- THE TASK
Go through the listing below and gather every line with the word "username".

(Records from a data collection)
* * *
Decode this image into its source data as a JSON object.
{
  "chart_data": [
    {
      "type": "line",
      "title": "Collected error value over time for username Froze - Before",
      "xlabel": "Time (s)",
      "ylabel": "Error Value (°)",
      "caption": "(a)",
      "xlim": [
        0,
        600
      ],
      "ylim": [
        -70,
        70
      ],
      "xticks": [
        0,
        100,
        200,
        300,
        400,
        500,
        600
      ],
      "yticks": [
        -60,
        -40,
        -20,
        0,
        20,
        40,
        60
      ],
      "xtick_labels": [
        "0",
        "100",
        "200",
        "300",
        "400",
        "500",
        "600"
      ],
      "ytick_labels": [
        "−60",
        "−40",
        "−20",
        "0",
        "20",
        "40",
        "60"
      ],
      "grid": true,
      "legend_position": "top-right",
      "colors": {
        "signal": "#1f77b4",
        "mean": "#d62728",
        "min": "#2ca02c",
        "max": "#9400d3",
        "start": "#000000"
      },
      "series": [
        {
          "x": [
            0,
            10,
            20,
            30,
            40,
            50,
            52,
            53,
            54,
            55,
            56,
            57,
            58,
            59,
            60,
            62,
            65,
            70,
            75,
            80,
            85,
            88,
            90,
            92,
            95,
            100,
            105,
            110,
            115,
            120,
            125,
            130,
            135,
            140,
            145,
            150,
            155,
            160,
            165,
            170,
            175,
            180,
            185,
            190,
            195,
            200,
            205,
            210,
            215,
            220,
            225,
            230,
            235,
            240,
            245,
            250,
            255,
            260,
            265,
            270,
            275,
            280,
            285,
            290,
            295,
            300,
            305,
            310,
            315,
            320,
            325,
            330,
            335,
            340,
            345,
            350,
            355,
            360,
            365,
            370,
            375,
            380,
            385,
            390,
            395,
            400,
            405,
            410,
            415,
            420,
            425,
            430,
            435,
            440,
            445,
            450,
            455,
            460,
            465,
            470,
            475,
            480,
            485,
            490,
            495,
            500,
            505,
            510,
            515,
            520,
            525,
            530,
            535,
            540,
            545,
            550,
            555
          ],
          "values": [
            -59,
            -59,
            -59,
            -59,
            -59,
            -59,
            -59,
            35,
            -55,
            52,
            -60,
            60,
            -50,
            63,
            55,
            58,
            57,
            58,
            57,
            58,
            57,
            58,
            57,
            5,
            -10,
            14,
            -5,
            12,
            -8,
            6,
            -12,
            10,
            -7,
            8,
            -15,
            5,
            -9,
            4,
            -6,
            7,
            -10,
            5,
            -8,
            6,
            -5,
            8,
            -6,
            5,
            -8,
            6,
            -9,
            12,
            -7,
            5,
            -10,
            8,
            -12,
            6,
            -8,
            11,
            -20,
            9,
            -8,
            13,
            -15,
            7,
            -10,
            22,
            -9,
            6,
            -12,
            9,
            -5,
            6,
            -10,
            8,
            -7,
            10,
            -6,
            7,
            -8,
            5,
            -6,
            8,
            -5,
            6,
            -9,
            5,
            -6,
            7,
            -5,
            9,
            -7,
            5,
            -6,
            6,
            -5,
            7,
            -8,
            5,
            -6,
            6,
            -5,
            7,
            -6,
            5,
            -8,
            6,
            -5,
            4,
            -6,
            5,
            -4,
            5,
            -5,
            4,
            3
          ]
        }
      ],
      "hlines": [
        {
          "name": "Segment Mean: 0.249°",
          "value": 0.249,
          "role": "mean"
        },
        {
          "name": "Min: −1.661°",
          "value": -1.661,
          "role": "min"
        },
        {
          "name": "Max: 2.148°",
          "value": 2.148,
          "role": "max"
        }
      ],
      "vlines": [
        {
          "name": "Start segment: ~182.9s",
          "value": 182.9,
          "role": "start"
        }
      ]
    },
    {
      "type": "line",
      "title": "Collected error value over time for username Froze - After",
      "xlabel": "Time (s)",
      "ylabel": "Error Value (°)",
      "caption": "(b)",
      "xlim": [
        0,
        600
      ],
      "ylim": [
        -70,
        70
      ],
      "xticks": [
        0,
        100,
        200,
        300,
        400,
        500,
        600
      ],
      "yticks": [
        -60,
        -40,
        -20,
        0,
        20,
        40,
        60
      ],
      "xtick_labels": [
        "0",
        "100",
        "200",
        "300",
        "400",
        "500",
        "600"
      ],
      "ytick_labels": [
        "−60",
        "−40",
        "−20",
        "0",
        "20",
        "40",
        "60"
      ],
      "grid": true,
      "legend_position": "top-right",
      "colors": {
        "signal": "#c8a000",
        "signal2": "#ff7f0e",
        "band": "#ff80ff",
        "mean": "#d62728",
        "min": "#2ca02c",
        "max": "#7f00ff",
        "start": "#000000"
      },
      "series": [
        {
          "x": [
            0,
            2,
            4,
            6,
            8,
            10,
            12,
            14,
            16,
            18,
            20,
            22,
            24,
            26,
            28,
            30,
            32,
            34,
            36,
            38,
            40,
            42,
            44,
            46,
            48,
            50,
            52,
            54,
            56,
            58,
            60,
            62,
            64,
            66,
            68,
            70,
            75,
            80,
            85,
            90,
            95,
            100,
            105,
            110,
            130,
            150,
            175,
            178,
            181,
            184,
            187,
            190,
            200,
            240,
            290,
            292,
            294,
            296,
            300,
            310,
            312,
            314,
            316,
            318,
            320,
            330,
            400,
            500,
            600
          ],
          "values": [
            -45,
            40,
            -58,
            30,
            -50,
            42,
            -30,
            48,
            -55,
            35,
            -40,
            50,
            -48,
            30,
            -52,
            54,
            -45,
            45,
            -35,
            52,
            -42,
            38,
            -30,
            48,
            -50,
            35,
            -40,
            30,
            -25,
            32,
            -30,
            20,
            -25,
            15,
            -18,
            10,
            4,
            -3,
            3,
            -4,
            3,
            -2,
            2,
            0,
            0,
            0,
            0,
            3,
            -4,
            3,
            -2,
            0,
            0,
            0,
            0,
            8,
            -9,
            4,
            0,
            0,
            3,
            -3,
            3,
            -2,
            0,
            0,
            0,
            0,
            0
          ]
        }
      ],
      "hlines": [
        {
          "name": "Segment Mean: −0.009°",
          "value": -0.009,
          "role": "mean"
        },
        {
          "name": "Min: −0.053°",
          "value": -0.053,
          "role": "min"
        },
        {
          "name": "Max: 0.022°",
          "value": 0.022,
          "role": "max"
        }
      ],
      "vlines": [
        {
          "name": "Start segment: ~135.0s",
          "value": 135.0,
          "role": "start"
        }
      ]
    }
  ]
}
* * *
- RESULT
      "title": "Collected error value over time for username Froze - Before",
      "title": "Collected error value over time for username Froze - After",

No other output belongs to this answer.